Entries from a dataset
==========

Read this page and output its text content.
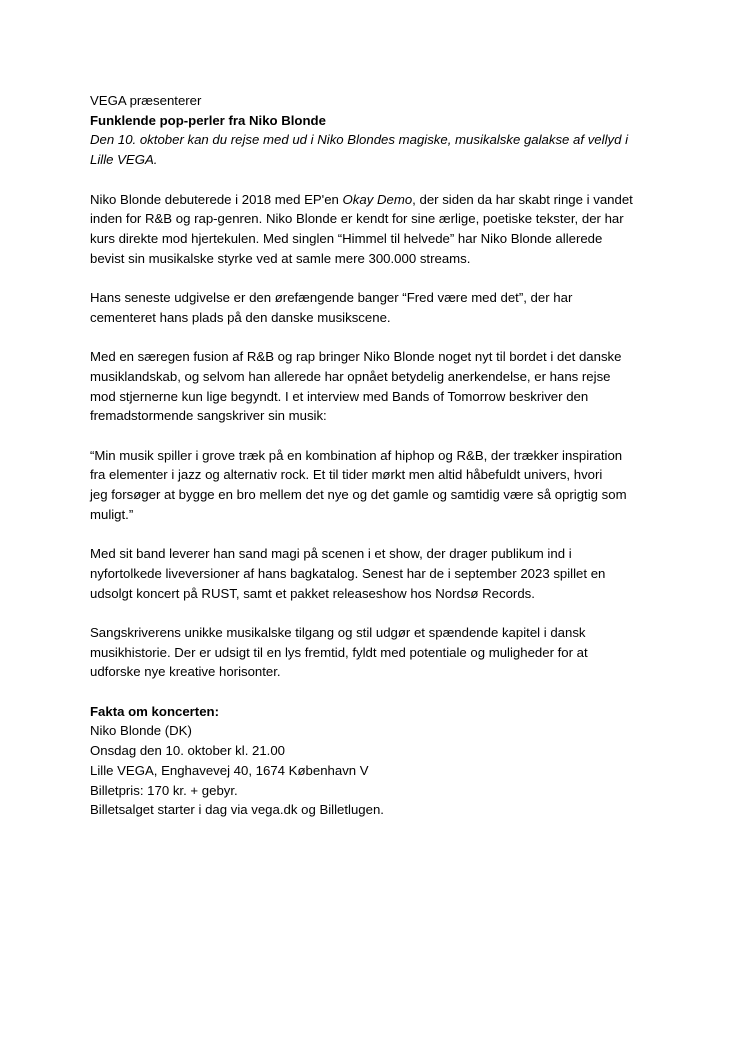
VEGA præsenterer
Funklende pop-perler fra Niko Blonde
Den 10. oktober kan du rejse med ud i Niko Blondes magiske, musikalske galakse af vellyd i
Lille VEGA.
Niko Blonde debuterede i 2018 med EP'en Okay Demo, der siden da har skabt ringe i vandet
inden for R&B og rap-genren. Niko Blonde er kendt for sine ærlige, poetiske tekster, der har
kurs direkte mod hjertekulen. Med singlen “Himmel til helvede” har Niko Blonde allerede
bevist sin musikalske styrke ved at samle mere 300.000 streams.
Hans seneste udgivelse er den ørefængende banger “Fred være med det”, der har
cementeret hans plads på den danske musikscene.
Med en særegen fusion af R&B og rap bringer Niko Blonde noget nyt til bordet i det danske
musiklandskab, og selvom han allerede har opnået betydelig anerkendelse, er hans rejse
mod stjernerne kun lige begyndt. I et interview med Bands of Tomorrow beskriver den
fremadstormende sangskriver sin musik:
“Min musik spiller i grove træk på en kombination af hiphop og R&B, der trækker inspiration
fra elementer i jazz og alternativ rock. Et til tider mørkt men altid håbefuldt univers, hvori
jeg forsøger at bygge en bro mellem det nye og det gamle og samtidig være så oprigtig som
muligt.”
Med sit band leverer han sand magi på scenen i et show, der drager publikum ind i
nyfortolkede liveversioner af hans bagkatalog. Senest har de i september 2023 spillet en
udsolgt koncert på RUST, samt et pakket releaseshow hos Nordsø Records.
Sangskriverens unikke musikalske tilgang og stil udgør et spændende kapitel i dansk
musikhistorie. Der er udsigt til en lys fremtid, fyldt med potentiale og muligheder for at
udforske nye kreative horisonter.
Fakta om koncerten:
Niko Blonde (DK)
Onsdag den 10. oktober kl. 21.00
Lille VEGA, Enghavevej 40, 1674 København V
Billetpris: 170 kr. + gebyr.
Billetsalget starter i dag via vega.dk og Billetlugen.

==========

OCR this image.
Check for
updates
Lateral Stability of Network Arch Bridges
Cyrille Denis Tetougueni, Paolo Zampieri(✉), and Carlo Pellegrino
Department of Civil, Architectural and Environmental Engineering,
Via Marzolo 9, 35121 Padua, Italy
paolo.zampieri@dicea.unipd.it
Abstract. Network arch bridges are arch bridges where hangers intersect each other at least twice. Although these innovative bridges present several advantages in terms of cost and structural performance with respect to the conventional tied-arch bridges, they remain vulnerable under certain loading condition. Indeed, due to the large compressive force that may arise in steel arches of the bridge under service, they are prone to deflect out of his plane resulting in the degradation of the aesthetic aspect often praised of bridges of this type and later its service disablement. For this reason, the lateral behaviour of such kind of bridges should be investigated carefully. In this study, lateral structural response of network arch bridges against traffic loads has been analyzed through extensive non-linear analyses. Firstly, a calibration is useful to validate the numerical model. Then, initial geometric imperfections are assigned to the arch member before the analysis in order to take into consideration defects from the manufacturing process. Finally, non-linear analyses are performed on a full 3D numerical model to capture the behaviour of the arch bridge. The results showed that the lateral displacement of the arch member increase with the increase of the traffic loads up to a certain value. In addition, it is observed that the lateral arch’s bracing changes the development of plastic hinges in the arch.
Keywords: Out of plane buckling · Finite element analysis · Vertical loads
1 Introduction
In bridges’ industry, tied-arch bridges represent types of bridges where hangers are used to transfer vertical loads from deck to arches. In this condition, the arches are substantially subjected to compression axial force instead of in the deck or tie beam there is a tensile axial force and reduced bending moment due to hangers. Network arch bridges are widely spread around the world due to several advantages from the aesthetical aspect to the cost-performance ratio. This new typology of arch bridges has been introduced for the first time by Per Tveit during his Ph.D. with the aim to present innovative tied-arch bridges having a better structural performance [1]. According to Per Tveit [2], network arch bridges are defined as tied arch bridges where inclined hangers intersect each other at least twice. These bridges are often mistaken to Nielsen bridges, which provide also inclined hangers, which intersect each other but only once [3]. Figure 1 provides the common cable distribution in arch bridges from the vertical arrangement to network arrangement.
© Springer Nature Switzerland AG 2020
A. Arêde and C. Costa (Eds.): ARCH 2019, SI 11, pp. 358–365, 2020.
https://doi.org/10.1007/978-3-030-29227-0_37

==========

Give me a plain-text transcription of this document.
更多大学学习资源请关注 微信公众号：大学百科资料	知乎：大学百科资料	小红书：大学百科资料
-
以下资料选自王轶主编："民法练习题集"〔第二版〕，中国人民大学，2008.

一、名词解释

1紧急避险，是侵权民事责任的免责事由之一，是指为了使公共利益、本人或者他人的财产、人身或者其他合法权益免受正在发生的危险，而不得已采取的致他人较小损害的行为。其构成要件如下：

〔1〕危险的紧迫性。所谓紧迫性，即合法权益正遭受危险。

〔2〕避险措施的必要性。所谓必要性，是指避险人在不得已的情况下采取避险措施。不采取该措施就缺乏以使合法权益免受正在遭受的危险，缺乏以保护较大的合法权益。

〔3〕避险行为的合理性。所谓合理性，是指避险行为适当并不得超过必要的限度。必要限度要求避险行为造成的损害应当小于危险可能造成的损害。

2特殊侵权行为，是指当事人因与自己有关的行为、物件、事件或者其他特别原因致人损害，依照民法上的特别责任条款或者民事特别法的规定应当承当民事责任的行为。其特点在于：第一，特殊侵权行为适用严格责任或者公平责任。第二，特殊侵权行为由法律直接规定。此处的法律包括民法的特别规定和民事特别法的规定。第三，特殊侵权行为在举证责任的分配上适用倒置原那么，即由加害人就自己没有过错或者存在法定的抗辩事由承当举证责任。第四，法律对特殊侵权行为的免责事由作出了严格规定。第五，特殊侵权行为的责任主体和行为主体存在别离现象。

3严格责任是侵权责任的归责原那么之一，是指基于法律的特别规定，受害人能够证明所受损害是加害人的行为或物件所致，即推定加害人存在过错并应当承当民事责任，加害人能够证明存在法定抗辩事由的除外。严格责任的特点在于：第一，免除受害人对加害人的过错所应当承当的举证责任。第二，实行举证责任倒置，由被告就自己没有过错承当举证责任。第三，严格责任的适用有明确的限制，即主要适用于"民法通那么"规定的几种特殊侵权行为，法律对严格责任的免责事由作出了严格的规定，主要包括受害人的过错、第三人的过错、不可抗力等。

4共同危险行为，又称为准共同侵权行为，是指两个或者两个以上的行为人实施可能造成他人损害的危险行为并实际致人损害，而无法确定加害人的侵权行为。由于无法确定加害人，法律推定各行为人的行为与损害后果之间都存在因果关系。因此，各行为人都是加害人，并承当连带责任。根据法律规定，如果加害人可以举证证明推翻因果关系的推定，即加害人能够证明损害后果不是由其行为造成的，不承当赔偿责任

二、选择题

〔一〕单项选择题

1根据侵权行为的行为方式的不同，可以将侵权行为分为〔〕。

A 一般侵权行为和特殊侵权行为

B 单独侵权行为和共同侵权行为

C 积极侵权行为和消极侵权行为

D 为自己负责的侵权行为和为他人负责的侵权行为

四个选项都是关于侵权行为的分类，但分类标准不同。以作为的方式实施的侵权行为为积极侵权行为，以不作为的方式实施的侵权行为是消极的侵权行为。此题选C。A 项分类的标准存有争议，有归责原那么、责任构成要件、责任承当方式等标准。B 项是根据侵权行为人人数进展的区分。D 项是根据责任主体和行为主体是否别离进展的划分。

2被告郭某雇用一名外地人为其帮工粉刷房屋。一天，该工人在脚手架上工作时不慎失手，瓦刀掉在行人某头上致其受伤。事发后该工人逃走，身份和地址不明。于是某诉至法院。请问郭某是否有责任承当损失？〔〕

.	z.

==========

• [WHAT TO PRODUCE]:
Tell how many lines of the data above hold the string "rejse". Give only the number.

• [RESULT]:
2